[Aim of the exercise] Restate each of the lines below word for word and drop every picture.

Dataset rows
____
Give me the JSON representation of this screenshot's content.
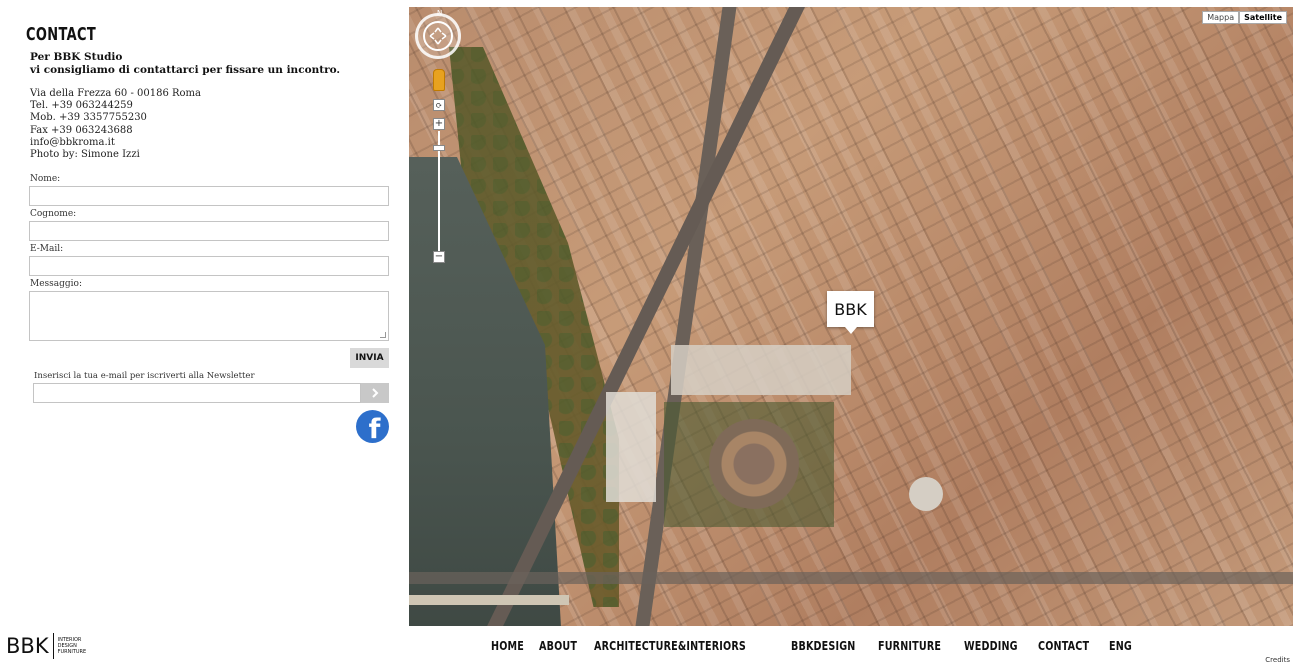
{
  "contact": {
    "heading": "CONTACT",
    "intro_line1": "Per BBK Studio",
    "intro_line2": "vi consigliamo di contattarci per fissare un incontro.",
    "address": "Via della Frezza 60 - 00186 Roma",
    "tel": "Tel. +39 063244259",
    "mob": "Mob. +39 3357755230",
    "fax": "Fax +39 063243688",
    "email": "info@bbkroma.it",
    "photo": "Photo by: Simone Izzi"
  },
  "form": {
    "nome_label": "Nome:",
    "cognome_label": "Cognome:",
    "email_label": "E-Mail:",
    "messaggio_label": "Messaggio:",
    "submit_label": "INVIA"
  },
  "newsletter": {
    "label": "Inserisci la tua e-mail per iscriverti alla Newsletter",
    "button_icon": "chevron-right-icon"
  },
  "social": {
    "facebook_glyph": "f",
    "facebook_color": "#2d6fcb"
  },
  "map": {
    "marker_label": "BBK",
    "compass_label": "N",
    "type_options": [
      "Mappa",
      "Satellite"
    ],
    "active_type": "Satellite",
    "zoom_in": "+",
    "zoom_out": "−"
  },
  "footer": {
    "logo_main": "BBK",
    "logo_sub": [
      "INTERIOR",
      "DESIGN",
      "FURNITURE"
    ],
    "nav": [
      "HOME",
      "ABOUT",
      "ARCHITECTURE&INTERIORS",
      "BBKDESIGN",
      "FURNITURE",
      "WEDDING",
      "CONTACT",
      "ENG"
    ],
    "credits": "Credits"
  }
}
____
[The answer]
Give me the JSON representation of this screenshot's content.
{
  "contact": {
    "heading": "CONTACT",
    "intro_line1": "Per BBK Studio",
    "intro_line2": "vi consigliamo di contattarci per fissare un incontro.",
    "address": "Via della Frezza 60 - 00186 Roma",
    "tel": "Tel. +39 063244259",
    "mob": "Mob. +39 3357755230",
    "fax": "Fax +39 063243688",
    "email": "info@bbkroma.it",
    "photo": "Photo by: Simone Izzi"
  },
  "form": {
    "nome_label": "Nome:",
    "cognome_label": "Cognome:",
    "email_label": "E-Mail:",
    "messaggio_label": "Messaggio:",
    "submit_label": "INVIA"
  },
  "newsletter": {
    "label": "Inserisci la tua e-mail per iscriverti alla Newsletter",
    "button_icon": "chevron-right-icon"
  },
  "social": {
    "facebook_glyph": "f",
    "facebook_color": "#2d6fcb"
  },
  "map": {
    "marker_label": "BBK",
    "compass_label": "N",
    "type_options": [
      "Mappa",
      "Satellite"
    ],
    "active_type": "Satellite",
    "zoom_in": "+",
    "zoom_out": "−"
  },
  "footer": {
    "logo_main": "BBK",
    "logo_sub": [
      "INTERIOR",
      "DESIGN",
      "FURNITURE"
    ],
    "nav": [
      "HOME",
      "ABOUT",
      "ARCHITECTURE&INTERIORS",
      "BBKDESIGN",
      "FURNITURE",
      "WEDDING",
      "CONTACT",
      "ENG"
    ],
    "credits": "Credits"
  }
}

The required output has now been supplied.